*WHAT YOU ARE ASKED TO DO:* Copy out every line of the records where the string "name" occurs.

━━ INFORMATION SHOWN

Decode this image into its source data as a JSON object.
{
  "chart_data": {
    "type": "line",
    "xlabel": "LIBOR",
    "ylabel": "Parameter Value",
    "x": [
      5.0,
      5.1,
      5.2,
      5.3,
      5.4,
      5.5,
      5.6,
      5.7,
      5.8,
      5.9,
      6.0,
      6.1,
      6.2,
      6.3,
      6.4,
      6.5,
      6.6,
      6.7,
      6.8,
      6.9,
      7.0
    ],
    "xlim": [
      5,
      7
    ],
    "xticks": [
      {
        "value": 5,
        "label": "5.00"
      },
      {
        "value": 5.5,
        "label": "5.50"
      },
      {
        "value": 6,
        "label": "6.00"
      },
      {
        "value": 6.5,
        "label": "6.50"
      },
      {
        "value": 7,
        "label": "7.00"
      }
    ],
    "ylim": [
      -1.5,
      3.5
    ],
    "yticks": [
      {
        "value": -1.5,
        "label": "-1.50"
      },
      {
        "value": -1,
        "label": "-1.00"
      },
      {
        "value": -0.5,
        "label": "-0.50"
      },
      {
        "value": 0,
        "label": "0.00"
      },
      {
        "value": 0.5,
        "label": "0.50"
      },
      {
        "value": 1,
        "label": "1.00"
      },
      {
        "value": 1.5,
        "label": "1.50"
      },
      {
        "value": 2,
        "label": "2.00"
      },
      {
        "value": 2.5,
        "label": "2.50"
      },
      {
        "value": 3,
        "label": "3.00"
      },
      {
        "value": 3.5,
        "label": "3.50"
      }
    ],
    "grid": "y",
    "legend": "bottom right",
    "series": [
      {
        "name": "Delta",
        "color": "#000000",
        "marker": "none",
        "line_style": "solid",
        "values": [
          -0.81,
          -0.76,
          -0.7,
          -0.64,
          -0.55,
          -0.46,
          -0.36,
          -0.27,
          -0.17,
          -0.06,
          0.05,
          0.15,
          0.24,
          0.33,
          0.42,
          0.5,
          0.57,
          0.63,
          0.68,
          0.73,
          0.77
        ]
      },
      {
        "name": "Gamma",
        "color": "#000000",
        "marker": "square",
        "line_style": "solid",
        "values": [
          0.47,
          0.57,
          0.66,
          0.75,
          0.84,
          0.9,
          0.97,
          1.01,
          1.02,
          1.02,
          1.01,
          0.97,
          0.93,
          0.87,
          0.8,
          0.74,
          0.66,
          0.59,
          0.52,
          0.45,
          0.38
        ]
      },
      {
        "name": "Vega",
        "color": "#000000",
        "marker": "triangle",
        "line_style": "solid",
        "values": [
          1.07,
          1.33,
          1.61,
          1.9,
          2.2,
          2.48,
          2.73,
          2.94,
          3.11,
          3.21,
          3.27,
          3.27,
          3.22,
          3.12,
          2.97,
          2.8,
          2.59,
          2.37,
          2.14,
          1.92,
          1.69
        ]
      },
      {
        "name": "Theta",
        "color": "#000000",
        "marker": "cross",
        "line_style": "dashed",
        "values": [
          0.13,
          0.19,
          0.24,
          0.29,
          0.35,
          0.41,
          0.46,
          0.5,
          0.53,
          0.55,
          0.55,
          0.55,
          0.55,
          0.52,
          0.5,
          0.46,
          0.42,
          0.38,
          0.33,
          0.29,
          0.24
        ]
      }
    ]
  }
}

━━━━

*FULL ANSWER:*
        "name": "Delta",
        "name": "Gamma",
        "name": "Vega",
        "name": "Theta",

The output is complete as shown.